__Data records__.
———
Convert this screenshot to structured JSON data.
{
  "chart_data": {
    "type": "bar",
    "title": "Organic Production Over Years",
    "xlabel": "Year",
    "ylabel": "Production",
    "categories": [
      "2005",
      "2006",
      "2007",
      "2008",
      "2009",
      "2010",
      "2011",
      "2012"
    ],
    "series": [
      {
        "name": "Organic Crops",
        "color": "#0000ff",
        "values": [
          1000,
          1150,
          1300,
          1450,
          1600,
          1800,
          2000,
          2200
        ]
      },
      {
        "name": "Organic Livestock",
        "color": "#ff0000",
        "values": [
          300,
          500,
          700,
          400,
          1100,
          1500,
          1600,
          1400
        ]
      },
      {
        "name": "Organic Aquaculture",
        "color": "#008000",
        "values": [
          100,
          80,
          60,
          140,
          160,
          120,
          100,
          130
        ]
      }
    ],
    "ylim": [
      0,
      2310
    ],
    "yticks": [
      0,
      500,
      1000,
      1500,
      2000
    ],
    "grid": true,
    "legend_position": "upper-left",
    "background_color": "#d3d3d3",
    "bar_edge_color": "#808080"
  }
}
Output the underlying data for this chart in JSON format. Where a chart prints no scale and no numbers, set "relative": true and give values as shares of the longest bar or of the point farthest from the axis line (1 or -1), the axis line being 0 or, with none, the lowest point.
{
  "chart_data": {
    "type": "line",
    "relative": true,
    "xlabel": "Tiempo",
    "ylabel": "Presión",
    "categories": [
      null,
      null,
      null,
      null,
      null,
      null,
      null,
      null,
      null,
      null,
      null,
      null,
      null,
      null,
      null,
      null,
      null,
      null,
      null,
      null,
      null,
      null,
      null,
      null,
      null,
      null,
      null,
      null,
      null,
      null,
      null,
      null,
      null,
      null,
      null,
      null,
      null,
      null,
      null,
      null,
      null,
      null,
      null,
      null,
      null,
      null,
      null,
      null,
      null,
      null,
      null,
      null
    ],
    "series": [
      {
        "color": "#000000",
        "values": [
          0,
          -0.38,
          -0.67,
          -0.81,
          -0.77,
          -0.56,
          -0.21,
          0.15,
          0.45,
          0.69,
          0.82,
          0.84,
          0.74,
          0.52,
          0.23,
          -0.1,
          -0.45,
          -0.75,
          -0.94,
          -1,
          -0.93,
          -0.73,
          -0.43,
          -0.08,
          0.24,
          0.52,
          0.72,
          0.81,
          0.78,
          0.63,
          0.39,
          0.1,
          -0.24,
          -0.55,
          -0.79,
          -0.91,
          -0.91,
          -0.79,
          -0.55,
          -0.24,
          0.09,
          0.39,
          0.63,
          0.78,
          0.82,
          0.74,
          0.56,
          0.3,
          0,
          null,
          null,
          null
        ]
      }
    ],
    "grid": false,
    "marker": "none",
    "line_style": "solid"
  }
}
———
__Task brief__.
Working from the material above, retype it in its entirety without change.

__Solution__.
Convert this screenshot to structured JSON data.
{
  "chart_data": {
    "type": "bar",
    "title": "Organic Production Over Years",
    "xlabel": "Year",
    "ylabel": "Production",
    "categories": [
      "2005",
      "2006",
      "2007",
      "2008",
      "2009",
      "2010",
      "2011",
      "2012"
    ],
    "series": [
      {
        "name": "Organic Crops",
        "color": "#0000ff",
        "values": [
          1000,
          1150,
          1300,
          1450,
          1600,
          1800,
          2000,
          2200
        ]
      },
      {
        "name": "Organic Livestock",
        "color": "#ff0000",
        "values": [
          300,
          500,
          700,
          400,
          1100,
          1500,
          1600,
          1400
        ]
      },
      {
        "name": "Organic Aquaculture",
        "color": "#008000",
        "values": [
          100,
          80,
          60,
          140,
          160,
          120,
          100,
          130
        ]
      }
    ],
    "ylim": [
      0,
      2310
    ],
    "yticks": [
      0,
      500,
      1000,
      1500,
      2000
    ],
    "grid": true,
    "legend_position": "upper-left",
    "background_color": "#d3d3d3",
    "bar_edge_color": "#808080"
  }
}
Output the underlying data for this chart in JSON format. Where a chart prints no scale and no numbers, set "relative": true and give values as shares of the longest bar or of the point farthest from the axis line (1 or -1), the axis line being 0 or, with none, the lowest point.
{
  "chart_data": {
    "type": "line",
    "relative": true,
    "xlabel": "Tiempo",
    "ylabel": "Presión",
    "categories": [
      null,
      null,
      null,
      null,
      null,
      null,
      null,
      null,
      null,
      null,
      null,
      null,
      null,
      null,
      null,
      null,
      null,
      null,
      null,
      null,
      null,
      null,
      null,
      null,
      null,
      null,
      null,
      null,
      null,
      null,
      null,
      null,
      null,
      null,
      null,
      null,
      null,
      null,
      null,
      null,
      null,
      null,
      null,
      null,
      null,
      null,
      null,
      null,
      null,
      null,
      null,
      null
    ],
    "series": [
      {
        "color": "#000000",
        "values": [
          0,
          -0.38,
          -0.67,
          -0.81,
          -0.77,
          -0.56,
          -0.21,
          0.15,
          0.45,
          0.69,
          0.82,
          0.84,
          0.74,
          0.52,
          0.23,
          -0.1,
          -0.45,
          -0.75,
          -0.94,
          -1,
          -0.93,
          -0.73,
          -0.43,
          -0.08,
          0.24,
          0.52,
          0.72,
          0.81,
          0.78,
          0.63,
          0.39,
          0.1,
          -0.24,
          -0.55,
          -0.79,
          -0.91,
          -0.91,
          -0.79,
          -0.55,
          -0.24,
          0.09,
          0.39,
          0.63,
          0.78,
          0.82,
          0.74,
          0.56,
          0.3,
          0,
          null,
          null,
          null
        ]
      }
    ],
    "grid": false,
    "marker": "none",
    "line_style": "solid"
  }
}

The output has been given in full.